:: Material for the task

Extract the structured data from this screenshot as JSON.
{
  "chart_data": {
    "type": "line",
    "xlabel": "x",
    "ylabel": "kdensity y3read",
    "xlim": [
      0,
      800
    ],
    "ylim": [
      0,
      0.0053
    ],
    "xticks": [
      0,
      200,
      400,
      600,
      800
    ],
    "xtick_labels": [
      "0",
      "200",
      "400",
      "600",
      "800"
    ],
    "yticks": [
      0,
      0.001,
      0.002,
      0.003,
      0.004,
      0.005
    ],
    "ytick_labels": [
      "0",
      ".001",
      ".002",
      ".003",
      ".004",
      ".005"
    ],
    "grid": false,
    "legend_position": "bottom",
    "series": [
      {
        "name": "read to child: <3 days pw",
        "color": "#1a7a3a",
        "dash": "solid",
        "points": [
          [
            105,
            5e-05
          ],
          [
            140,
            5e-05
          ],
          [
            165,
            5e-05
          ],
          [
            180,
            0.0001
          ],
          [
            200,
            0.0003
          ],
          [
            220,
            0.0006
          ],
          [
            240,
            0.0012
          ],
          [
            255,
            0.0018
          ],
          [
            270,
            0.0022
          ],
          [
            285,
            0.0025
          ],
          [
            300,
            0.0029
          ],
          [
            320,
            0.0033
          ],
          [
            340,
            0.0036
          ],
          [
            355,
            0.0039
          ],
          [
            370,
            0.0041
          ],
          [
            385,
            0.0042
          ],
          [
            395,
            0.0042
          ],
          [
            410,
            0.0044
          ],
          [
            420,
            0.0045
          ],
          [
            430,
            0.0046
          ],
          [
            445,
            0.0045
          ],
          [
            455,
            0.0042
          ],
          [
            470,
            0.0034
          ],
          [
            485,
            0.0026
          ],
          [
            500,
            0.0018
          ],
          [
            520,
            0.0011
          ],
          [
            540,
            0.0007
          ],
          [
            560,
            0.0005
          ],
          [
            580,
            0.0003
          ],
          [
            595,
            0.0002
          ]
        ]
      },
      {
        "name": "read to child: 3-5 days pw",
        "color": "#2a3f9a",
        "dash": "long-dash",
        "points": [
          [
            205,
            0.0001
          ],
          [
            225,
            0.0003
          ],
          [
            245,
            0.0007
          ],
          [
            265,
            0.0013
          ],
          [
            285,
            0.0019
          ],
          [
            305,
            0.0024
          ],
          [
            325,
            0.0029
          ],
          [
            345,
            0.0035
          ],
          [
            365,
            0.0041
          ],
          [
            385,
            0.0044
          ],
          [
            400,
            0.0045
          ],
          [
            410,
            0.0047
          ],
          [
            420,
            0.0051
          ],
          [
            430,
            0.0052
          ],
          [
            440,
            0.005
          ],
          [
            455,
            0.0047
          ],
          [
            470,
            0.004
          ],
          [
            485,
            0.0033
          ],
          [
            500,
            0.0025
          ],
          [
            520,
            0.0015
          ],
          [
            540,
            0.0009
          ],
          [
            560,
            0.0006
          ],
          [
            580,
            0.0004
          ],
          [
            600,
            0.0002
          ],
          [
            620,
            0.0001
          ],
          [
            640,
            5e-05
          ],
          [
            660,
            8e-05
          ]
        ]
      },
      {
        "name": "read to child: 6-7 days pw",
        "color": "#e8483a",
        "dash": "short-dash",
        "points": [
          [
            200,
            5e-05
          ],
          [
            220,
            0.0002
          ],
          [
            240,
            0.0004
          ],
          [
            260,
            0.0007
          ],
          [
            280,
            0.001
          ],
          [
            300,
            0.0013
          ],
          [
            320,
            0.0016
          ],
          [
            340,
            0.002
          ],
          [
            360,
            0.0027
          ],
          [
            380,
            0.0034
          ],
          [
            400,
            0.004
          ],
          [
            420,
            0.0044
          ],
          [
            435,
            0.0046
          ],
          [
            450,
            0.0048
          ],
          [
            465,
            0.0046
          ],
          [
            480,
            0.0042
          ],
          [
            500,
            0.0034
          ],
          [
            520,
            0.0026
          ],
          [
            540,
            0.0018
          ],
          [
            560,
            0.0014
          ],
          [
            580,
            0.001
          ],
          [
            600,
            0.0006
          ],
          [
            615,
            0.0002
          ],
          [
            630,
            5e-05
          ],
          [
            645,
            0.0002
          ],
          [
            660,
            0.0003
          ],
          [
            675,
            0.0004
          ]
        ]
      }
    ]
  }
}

::::

Reproduce the entries above exactly.

Extract the structured data from this screenshot as JSON.
{
  "chart_data": {
    "type": "line",
    "xlabel": "x",
    "ylabel": "kdensity y3read",
    "xlim": [
      0,
      800
    ],
    "ylim": [
      0,
      0.0053
    ],
    "xticks": [
      0,
      200,
      400,
      600,
      800
    ],
    "xtick_labels": [
      "0",
      "200",
      "400",
      "600",
      "800"
    ],
    "yticks": [
      0,
      0.001,
      0.002,
      0.003,
      0.004,
      0.005
    ],
    "ytick_labels": [
      "0",
      ".001",
      ".002",
      ".003",
      ".004",
      ".005"
    ],
    "grid": false,
    "legend_position": "bottom",
    "series": [
      {
        "name": "read to child: <3 days pw",
        "color": "#1a7a3a",
        "dash": "solid",
        "points": [
          [
            105,
            5e-05
          ],
          [
            140,
            5e-05
          ],
          [
            165,
            5e-05
          ],
          [
            180,
            0.0001
          ],
          [
            200,
            0.0003
          ],
          [
            220,
            0.0006
          ],
          [
            240,
            0.0012
          ],
          [
            255,
            0.0018
          ],
          [
            270,
            0.0022
          ],
          [
            285,
            0.0025
          ],
          [
            300,
            0.0029
          ],
          [
            320,
            0.0033
          ],
          [
            340,
            0.0036
          ],
          [
            355,
            0.0039
          ],
          [
            370,
            0.0041
          ],
          [
            385,
            0.0042
          ],
          [
            395,
            0.0042
          ],
          [
            410,
            0.0044
          ],
          [
            420,
            0.0045
          ],
          [
            430,
            0.0046
          ],
          [
            445,
            0.0045
          ],
          [
            455,
            0.0042
          ],
          [
            470,
            0.0034
          ],
          [
            485,
            0.0026
          ],
          [
            500,
            0.0018
          ],
          [
            520,
            0.0011
          ],
          [
            540,
            0.0007
          ],
          [
            560,
            0.0005
          ],
          [
            580,
            0.0003
          ],
          [
            595,
            0.0002
          ]
        ]
      },
      {
        "name": "read to child: 3-5 days pw",
        "color": "#2a3f9a",
        "dash": "long-dash",
        "points": [
          [
            205,
            0.0001
          ],
          [
            225,
            0.0003
          ],
          [
            245,
            0.0007
          ],
          [
            265,
            0.0013
          ],
          [
            285,
            0.0019
          ],
          [
            305,
            0.0024
          ],
          [
            325,
            0.0029
          ],
          [
            345,
            0.0035
          ],
          [
            365,
            0.0041
          ],
          [
            385,
            0.0044
          ],
          [
            400,
            0.0045
          ],
          [
            410,
            0.0047
          ],
          [
            420,
            0.0051
          ],
          [
            430,
            0.0052
          ],
          [
            440,
            0.005
          ],
          [
            455,
            0.0047
          ],
          [
            470,
            0.004
          ],
          [
            485,
            0.0033
          ],
          [
            500,
            0.0025
          ],
          [
            520,
            0.0015
          ],
          [
            540,
            0.0009
          ],
          [
            560,
            0.0006
          ],
          [
            580,
            0.0004
          ],
          [
            600,
            0.0002
          ],
          [
            620,
            0.0001
          ],
          [
            640,
            5e-05
          ],
          [
            660,
            8e-05
          ]
        ]
      },
      {
        "name": "read to child: 6-7 days pw",
        "color": "#e8483a",
        "dash": "short-dash",
        "points": [
          [
            200,
            5e-05
          ],
          [
            220,
            0.0002
          ],
          [
            240,
            0.0004
          ],
          [
            260,
            0.0007
          ],
          [
            280,
            0.001
          ],
          [
            300,
            0.0013
          ],
          [
            320,
            0.0016
          ],
          [
            340,
            0.002
          ],
          [
            360,
            0.0027
          ],
          [
            380,
            0.0034
          ],
          [
            400,
            0.004
          ],
          [
            420,
            0.0044
          ],
          [
            435,
            0.0046
          ],
          [
            450,
            0.0048
          ],
          [
            465,
            0.0046
          ],
          [
            480,
            0.0042
          ],
          [
            500,
            0.0034
          ],
          [
            520,
            0.0026
          ],
          [
            540,
            0.0018
          ],
          [
            560,
            0.0014
          ],
          [
            580,
            0.001
          ],
          [
            600,
            0.0006
          ],
          [
            615,
            0.0002
          ],
          [
            630,
            5e-05
          ],
          [
            645,
            0.0002
          ],
          [
            660,
            0.0003
          ],
          [
            675,
            0.0004
          ]
        ]
      }
    ]
  }
}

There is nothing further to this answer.